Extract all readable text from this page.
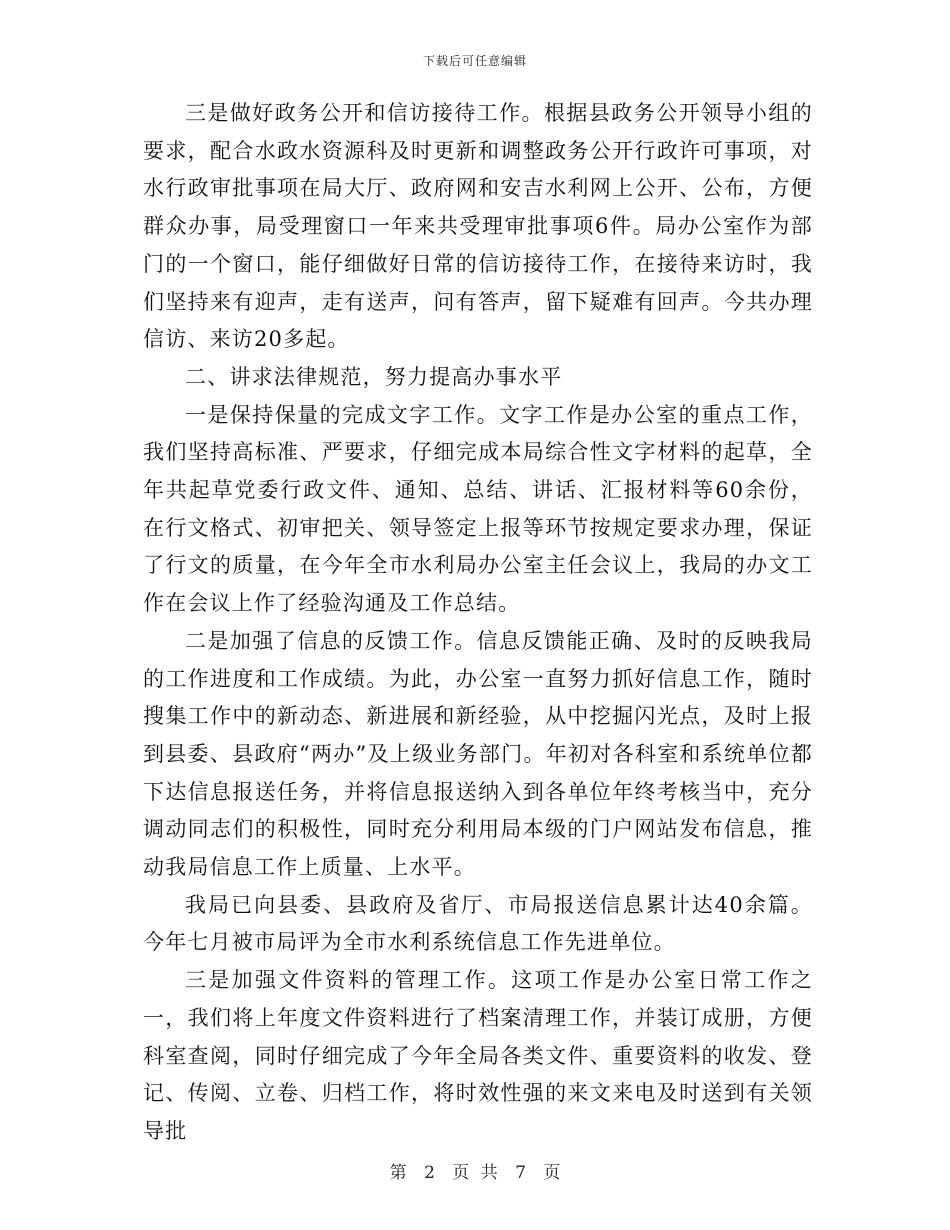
下载后可任意编辑

三是做好政务公开和信访接待工作。根据县政务公开领导小组的要求，配合水政水资源科及时更新和调整政务公开行政许可事项，对水行政审批事项在局大厅、政府网和安吉水利网上公开、公布，方便群众办事，局受理窗口一年来共受理审批事项6件。局办公室作为部门的一个窗口，能仔细做好日常的信访接待工作，在接待来访时，我们坚持来有迎声，走有送声，问有答声，留下疑难有回声。今共办理信访、来访20多起。

二、讲求法律规范，努力提高办事水平

一是保持保量的完成文字工作。文字工作是办公室的重点工作，我们坚持高标准、严要求，仔细完成本局综合性文字材料的起草，全年共起草党委行政文件、通知、总结、讲话、汇报材料等60余份，在行文格式、初审把关、领导签定上报等环节按规定要求办理，保证了行文的质量，在今年全市水利局办公室主任会议上，我局的办文工作在会议上作了经验沟通及工作总结。

二是加强了信息的反馈工作。信息反馈能正确、及时的反映我局的工作进度和工作成绩。为此，办公室一直努力抓好信息工作，随时搜集工作中的新动态、新进展和新经验，从中挖掘闪光点，及时上报到县委、县政府“两办”及上级业务部门。年初对各科室和系统单位都下达信息报送任务，并将信息报送纳入到各单位年终考核当中，充分调动同志们的积极性，同时充分利用局本级的门户网站发布信息，推动我局信息工作上质量、上水平。

我局已向县委、县政府及省厅、市局报送信息累计达40余篇。今年七月被市局评为全市水利系统信息工作先进单位。

三是加强文件资料的管理工作。这项工作是办公室日常工作之一，我们将上年度文件资料进行了档案清理工作，并装订成册，方便科室查阅，同时仔细完成了今年全局各类文件、重要资料的收发、登记、传阅、立卷、归档工作，将时效性强的来文来电及时送到有关领导批

第 2 页 共 7 页
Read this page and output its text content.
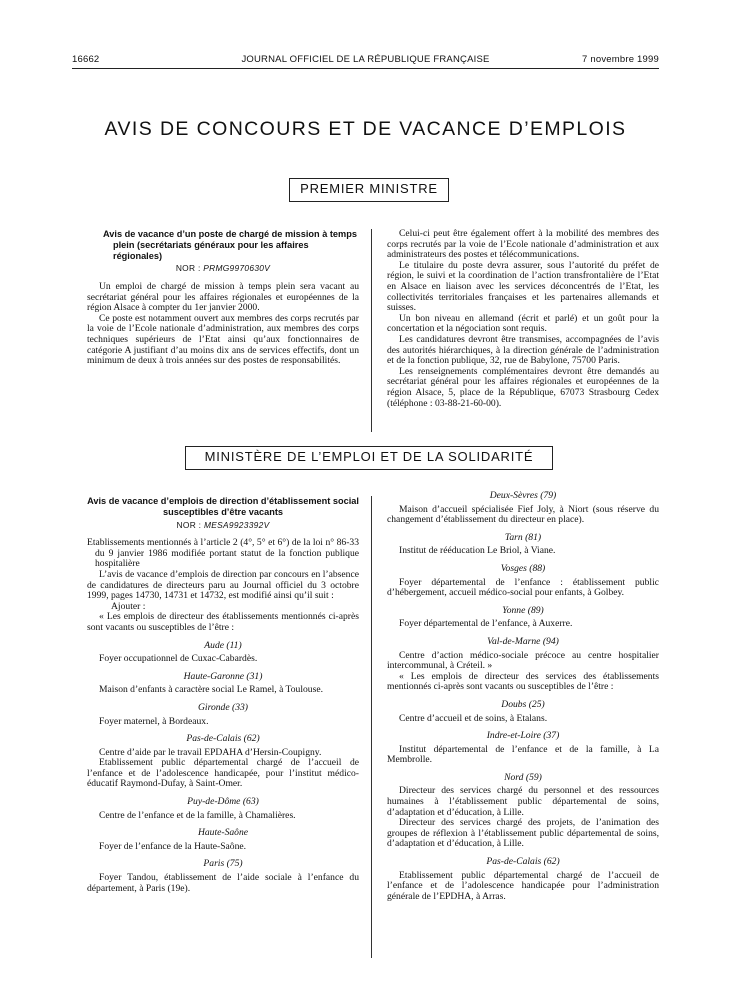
16662	JOURNAL OFFICIEL DE LA RÉPUBLIQUE FRANÇAISE	7 novembre 1999
AVIS DE CONCOURS ET DE VACANCE D’EMPLOIS
PREMIER MINISTRE
Avis de vacance d’un poste de chargé de mission à temps plein (secrétariats généraux pour les affaires régionales)
NOR : PRMG9970630V

Un emploi de chargé de mission à temps plein sera vacant au secrétariat général pour les affaires régionales et européennes de la région Alsace à compter du 1er janvier 2000.

Ce poste est notamment ouvert aux membres des corps recrutés par la voie de l’Ecole nationale d’administration, aux membres des corps techniques supérieurs de l’Etat ainsi qu’aux fonctionnaires de catégorie A justifiant d’au moins dix ans de services effectifs, dont un minimum de deux à trois années sur des postes de responsabilités.

Celui-ci peut être également offert à la mobilité des membres des corps recrutés par la voie de l’Ecole nationale d’administration et aux administrateurs des postes et télécommunications.

Le titulaire du poste devra assurer, sous l’autorité du préfet de région, le suivi et la coordination de l’action transfrontalière de l’Etat en Alsace en liaison avec les services déconcentrés de l’Etat, les collectivités territoriales françaises et les partenaires allemands et suisses.

Un bon niveau en allemand (écrit et parlé) et un goût pour la concertation et la négociation sont requis.

Les candidatures devront être transmises, accompagnées de l’avis des autorités hiérarchiques, à la direction générale de l’administration et de la fonction publique, 32, rue de Babylone, 75700 Paris.

Les renseignements complémentaires devront être demandés au secrétariat général pour les affaires régionales et européennes de la région Alsace, 5, place de la République, 67073 Strasbourg Cedex (téléphone : 03-88-21-60-00).

MINISTÈRE DE L’EMPLOI ET DE LA SOLIDARITÉ
Avis de vacance d’emplois de direction d’établissement social susceptibles d’être vacants
NOR : MESA9923392V

Etablissements mentionnés à l’article 2 (4°, 5° et 6°) de la loi n° 86-33 du 9 janvier 1986 modifiée portant statut de la fonction publique hospitalière

L’avis de vacance d’emplois de direction par concours en l’absence de candidatures de directeurs paru au Journal officiel du 3 octobre 1999, pages 14730, 14731 et 14732, est modifié ainsi qu’il suit :

Ajouter :

« Les emplois de directeur des établissements mentionnés ci-après sont vacants ou susceptibles de l’être :

Aude (11)

Foyer occupationnel de Cuxac-Cabardès.

Haute-Garonne (31)

Maison d’enfants à caractère social Le Ramel, à Toulouse.

Gironde (33)

Foyer maternel, à Bordeaux.

Pas-de-Calais (62)

Centre d’aide par le travail EPDAHA d’Hersin-Coupigny.

Etablissement public départemental chargé de l’accueil de l’enfance et de l’adolescence handicapée, pour l’institut médico-éducatif Raymond-Dufay, à Saint-Omer.

Puy-de-Dôme (63)

Centre de l’enfance et de la famille, à Chamalières.

Haute-Saône

Foyer de l’enfance de la Haute-Saône.

Paris (75)

Foyer Tandou, établissement de l’aide sociale à l’enfance du département, à Paris (19e).

Deux-Sèvres (79)

Maison d’accueil spécialisée Fief Joly, à Niort (sous réserve du changement d’établissement du directeur en place).

Tarn (81)

Institut de rééducation Le Briol, à Viane.

Vosges (88)

Foyer départemental de l’enfance : établissement public d’hébergement, accueil médico-social pour enfants, à Golbey.

Yonne (89)

Foyer départemental de l’enfance, à Auxerre.

Val-de-Marne (94)

Centre d’action médico-sociale précoce au centre hospitalier intercommunal, à Créteil. »

« Les emplois de directeur des services des établissements mentionnés ci-après sont vacants ou susceptibles de l’être :

Doubs (25)

Centre d’accueil et de soins, à Etalans.

Indre-et-Loire (37)

Institut départemental de l’enfance et de la famille, à La Membrolle.

Nord (59)

Directeur des services chargé du personnel et des ressources humaines à l’établissement public départemental de soins, d’adaptation et d’éducation, à Lille.

Directeur des services chargé des projets, de l’animation des groupes de réflexion à l’établissement public départemental de soins, d’adaptation et d’éducation, à Lille.

Pas-de-Calais (62)

Etablissement public départemental chargé de l’accueil de l’enfance et de l’adolescence handicapée pour l’administration générale de l’EPDHA, à Arras.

☆ ☆ ☆ ☆ ☆

## [Task directions]
Supply the count of lines in the entries that contain the word "text", and nothing besides.

## [Written answer]
2